* Written instruction *
Your task is to copy every line of this material exactly.

* Entries supplied *
|---|

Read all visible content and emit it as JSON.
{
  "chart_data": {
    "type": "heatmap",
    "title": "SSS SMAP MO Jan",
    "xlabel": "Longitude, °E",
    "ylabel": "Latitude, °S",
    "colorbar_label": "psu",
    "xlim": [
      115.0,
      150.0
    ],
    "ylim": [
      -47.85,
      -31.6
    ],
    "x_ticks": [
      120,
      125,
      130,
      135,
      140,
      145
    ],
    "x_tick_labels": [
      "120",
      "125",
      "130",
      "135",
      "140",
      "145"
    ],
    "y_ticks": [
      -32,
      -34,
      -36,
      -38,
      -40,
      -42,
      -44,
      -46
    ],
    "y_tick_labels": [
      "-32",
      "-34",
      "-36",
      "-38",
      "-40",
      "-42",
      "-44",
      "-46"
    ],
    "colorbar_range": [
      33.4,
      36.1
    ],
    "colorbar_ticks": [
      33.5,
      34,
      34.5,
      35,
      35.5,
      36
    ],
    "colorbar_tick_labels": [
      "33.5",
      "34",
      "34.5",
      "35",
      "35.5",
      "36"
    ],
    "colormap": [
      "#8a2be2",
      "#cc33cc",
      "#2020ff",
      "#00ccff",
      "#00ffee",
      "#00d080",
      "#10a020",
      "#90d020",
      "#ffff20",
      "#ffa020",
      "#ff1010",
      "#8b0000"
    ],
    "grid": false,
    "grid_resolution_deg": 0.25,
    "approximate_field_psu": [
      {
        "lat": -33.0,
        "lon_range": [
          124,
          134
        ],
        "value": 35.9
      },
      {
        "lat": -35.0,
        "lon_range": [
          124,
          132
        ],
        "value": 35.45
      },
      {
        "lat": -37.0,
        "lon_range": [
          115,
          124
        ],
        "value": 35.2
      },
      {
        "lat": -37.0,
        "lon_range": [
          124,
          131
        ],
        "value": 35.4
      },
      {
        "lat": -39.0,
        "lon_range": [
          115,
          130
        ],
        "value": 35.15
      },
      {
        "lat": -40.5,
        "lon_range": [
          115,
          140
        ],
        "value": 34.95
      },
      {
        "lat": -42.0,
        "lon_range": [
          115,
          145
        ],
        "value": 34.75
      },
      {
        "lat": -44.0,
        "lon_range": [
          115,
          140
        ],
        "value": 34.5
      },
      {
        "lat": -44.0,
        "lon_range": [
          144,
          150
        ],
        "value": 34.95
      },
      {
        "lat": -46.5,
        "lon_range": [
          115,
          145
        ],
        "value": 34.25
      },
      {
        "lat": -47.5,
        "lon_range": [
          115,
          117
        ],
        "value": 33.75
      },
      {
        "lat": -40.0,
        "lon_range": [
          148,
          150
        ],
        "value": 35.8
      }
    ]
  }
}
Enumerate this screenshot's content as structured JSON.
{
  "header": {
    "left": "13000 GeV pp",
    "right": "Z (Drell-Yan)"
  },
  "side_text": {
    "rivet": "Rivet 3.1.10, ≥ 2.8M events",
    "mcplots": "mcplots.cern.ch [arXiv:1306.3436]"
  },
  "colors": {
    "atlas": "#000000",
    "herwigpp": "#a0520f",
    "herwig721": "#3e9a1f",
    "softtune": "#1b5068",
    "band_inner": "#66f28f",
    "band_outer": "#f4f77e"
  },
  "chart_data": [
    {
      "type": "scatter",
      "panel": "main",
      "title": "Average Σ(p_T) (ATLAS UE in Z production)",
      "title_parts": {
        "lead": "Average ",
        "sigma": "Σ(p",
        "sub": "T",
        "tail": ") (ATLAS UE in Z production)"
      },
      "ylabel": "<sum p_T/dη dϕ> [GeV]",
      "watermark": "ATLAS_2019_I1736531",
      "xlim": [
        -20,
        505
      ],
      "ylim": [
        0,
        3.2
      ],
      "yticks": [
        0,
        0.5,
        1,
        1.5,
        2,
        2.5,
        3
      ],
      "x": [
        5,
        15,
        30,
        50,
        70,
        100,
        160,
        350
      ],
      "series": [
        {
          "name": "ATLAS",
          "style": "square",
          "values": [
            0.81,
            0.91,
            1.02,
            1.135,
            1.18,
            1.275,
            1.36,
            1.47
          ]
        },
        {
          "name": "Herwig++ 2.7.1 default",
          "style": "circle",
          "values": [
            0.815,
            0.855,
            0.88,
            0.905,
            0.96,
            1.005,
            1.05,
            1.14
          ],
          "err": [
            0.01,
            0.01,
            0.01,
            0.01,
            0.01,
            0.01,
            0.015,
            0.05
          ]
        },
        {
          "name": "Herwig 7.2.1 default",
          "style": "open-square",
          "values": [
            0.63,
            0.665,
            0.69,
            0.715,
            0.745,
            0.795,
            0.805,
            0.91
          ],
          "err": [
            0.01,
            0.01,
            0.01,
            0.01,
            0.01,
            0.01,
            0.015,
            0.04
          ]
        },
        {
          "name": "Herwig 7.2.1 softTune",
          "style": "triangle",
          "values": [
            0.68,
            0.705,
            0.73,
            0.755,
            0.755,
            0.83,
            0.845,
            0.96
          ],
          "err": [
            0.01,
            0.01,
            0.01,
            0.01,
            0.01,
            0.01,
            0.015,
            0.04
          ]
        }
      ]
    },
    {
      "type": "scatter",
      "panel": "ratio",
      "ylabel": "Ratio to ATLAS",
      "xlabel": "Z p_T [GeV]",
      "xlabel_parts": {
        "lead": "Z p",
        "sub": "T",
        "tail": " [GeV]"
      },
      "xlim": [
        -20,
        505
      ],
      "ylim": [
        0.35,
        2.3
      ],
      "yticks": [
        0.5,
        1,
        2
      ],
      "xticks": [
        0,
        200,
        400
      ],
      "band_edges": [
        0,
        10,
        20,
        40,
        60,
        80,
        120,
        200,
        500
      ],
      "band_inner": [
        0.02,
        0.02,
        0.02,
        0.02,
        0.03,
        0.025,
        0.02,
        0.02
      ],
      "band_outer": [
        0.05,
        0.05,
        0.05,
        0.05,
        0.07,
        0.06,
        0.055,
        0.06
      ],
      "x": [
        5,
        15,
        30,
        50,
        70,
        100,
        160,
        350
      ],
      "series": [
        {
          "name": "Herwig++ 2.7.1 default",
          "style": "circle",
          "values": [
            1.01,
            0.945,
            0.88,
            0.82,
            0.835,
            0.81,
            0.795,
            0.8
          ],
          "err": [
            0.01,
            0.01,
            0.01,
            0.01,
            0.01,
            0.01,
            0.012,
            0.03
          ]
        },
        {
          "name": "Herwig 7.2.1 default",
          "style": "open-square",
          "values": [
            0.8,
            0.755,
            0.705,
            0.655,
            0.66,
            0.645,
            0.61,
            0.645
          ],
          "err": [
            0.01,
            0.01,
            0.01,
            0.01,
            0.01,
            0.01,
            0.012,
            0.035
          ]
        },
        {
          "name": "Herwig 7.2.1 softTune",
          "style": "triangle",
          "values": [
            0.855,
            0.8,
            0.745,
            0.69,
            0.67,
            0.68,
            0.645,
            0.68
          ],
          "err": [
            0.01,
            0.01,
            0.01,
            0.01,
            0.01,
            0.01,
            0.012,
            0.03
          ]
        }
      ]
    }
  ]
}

|---|

* Output of the task *
Read all visible content and emit it as JSON.
{
  "chart_data": {
    "type": "heatmap",
    "title": "SSS SMAP MO Jan",
    "xlabel": "Longitude, °E",
    "ylabel": "Latitude, °S",
    "colorbar_label": "psu",
    "xlim": [
      115.0,
      150.0
    ],
    "ylim": [
      -47.85,
      -31.6
    ],
    "x_ticks": [
      120,
      125,
      130,
      135,
      140,
      145
    ],
    "x_tick_labels": [
      "120",
      "125",
      "130",
      "135",
      "140",
      "145"
    ],
    "y_ticks": [
      -32,
      -34,
      -36,
      -38,
      -40,
      -42,
      -44,
      -46
    ],
    "y_tick_labels": [
      "-32",
      "-34",
      "-36",
      "-38",
      "-40",
      "-42",
      "-44",
      "-46"
    ],
    "colorbar_range": [
      33.4,
      36.1
    ],
    "colorbar_ticks": [
      33.5,
      34,
      34.5,
      35,
      35.5,
      36
    ],
    "colorbar_tick_labels": [
      "33.5",
      "34",
      "34.5",
      "35",
      "35.5",
      "36"
    ],
    "colormap": [
      "#8a2be2",
      "#cc33cc",
      "#2020ff",
      "#00ccff",
      "#00ffee",
      "#00d080",
      "#10a020",
      "#90d020",
      "#ffff20",
      "#ffa020",
      "#ff1010",
      "#8b0000"
    ],
    "grid": false,
    "grid_resolution_deg": 0.25,
    "approximate_field_psu": [
      {
        "lat": -33.0,
        "lon_range": [
          124,
          134
        ],
        "value": 35.9
      },
      {
        "lat": -35.0,
        "lon_range": [
          124,
          132
        ],
        "value": 35.45
      },
      {
        "lat": -37.0,
        "lon_range": [
          115,
          124
        ],
        "value": 35.2
      },
      {
        "lat": -37.0,
        "lon_range": [
          124,
          131
        ],
        "value": 35.4
      },
      {
        "lat": -39.0,
        "lon_range": [
          115,
          130
        ],
        "value": 35.15
      },
      {
        "lat": -40.5,
        "lon_range": [
          115,
          140
        ],
        "value": 34.95
      },
      {
        "lat": -42.0,
        "lon_range": [
          115,
          145
        ],
        "value": 34.75
      },
      {
        "lat": -44.0,
        "lon_range": [
          115,
          140
        ],
        "value": 34.5
      },
      {
        "lat": -44.0,
        "lon_range": [
          144,
          150
        ],
        "value": 34.95
      },
      {
        "lat": -46.5,
        "lon_range": [
          115,
          145
        ],
        "value": 34.25
      },
      {
        "lat": -47.5,
        "lon_range": [
          115,
          117
        ],
        "value": 33.75
      },
      {
        "lat": -40.0,
        "lon_range": [
          148,
          150
        ],
        "value": 35.8
      }
    ]
  }
}
Enumerate this screenshot's content as structured JSON.
{
  "header": {
    "left": "13000 GeV pp",
    "right": "Z (Drell-Yan)"
  },
  "side_text": {
    "rivet": "Rivet 3.1.10, ≥ 2.8M events",
    "mcplots": "mcplots.cern.ch [arXiv:1306.3436]"
  },
  "colors": {
    "atlas": "#000000",
    "herwigpp": "#a0520f",
    "herwig721": "#3e9a1f",
    "softtune": "#1b5068",
    "band_inner": "#66f28f",
    "band_outer": "#f4f77e"
  },
  "chart_data": [
    {
      "type": "scatter",
      "panel": "main",
      "title": "Average Σ(p_T) (ATLAS UE in Z production)",
      "title_parts": {
        "lead": "Average ",
        "sigma": "Σ(p",
        "sub": "T",
        "tail": ") (ATLAS UE in Z production)"
      },
      "ylabel": "<sum p_T/dη dϕ> [GeV]",
      "watermark": "ATLAS_2019_I1736531",
      "xlim": [
        -20,
        505
      ],
      "ylim": [
        0,
        3.2
      ],
      "yticks": [
        0,
        0.5,
        1,
        1.5,
        2,
        2.5,
        3
      ],
      "x": [
        5,
        15,
        30,
        50,
        70,
        100,
        160,
        350
      ],
      "series": [
        {
          "name": "ATLAS",
          "style": "square",
          "values": [
            0.81,
            0.91,
            1.02,
            1.135,
            1.18,
            1.275,
            1.36,
            1.47
          ]
        },
        {
          "name": "Herwig++ 2.7.1 default",
          "style": "circle",
          "values": [
            0.815,
            0.855,
            0.88,
            0.905,
            0.96,
            1.005,
            1.05,
            1.14
          ],
          "err": [
            0.01,
            0.01,
            0.01,
            0.01,
            0.01,
            0.01,
            0.015,
            0.05
          ]
        },
        {
          "name": "Herwig 7.2.1 default",
          "style": "open-square",
          "values": [
            0.63,
            0.665,
            0.69,
            0.715,
            0.745,
            0.795,
            0.805,
            0.91
          ],
          "err": [
            0.01,
            0.01,
            0.01,
            0.01,
            0.01,
            0.01,
            0.015,
            0.04
          ]
        },
        {
          "name": "Herwig 7.2.1 softTune",
          "style": "triangle",
          "values": [
            0.68,
            0.705,
            0.73,
            0.755,
            0.755,
            0.83,
            0.845,
            0.96
          ],
          "err": [
            0.01,
            0.01,
            0.01,
            0.01,
            0.01,
            0.01,
            0.015,
            0.04
          ]
        }
      ]
    },
    {
      "type": "scatter",
      "panel": "ratio",
      "ylabel": "Ratio to ATLAS",
      "xlabel": "Z p_T [GeV]",
      "xlabel_parts": {
        "lead": "Z p",
        "sub": "T",
        "tail": " [GeV]"
      },
      "xlim": [
        -20,
        505
      ],
      "ylim": [
        0.35,
        2.3
      ],
      "yticks": [
        0.5,
        1,
        2
      ],
      "xticks": [
        0,
        200,
        400
      ],
      "band_edges": [
        0,
        10,
        20,
        40,
        60,
        80,
        120,
        200,
        500
      ],
      "band_inner": [
        0.02,
        0.02,
        0.02,
        0.02,
        0.03,
        0.025,
        0.02,
        0.02
      ],
      "band_outer": [
        0.05,
        0.05,
        0.05,
        0.05,
        0.07,
        0.06,
        0.055,
        0.06
      ],
      "x": [
        5,
        15,
        30,
        50,
        70,
        100,
        160,
        350
      ],
      "series": [
        {
          "name": "Herwig++ 2.7.1 default",
          "style": "circle",
          "values": [
            1.01,
            0.945,
            0.88,
            0.82,
            0.835,
            0.81,
            0.795,
            0.8
          ],
          "err": [
            0.01,
            0.01,
            0.01,
            0.01,
            0.01,
            0.01,
            0.012,
            0.03
          ]
        },
        {
          "name": "Herwig 7.2.1 default",
          "style": "open-square",
          "values": [
            0.8,
            0.755,
            0.705,
            0.655,
            0.66,
            0.645,
            0.61,
            0.645
          ],
          "err": [
            0.01,
            0.01,
            0.01,
            0.01,
            0.01,
            0.01,
            0.012,
            0.035
          ]
        },
        {
          "name": "Herwig 7.2.1 softTune",
          "style": "triangle",
          "values": [
            0.855,
            0.8,
            0.745,
            0.69,
            0.67,
            0.68,
            0.645,
            0.68
          ],
          "err": [
            0.01,
            0.01,
            0.01,
            0.01,
            0.01,
            0.01,
            0.012,
            0.03
          ]
        }
      ]
    }
  ]
}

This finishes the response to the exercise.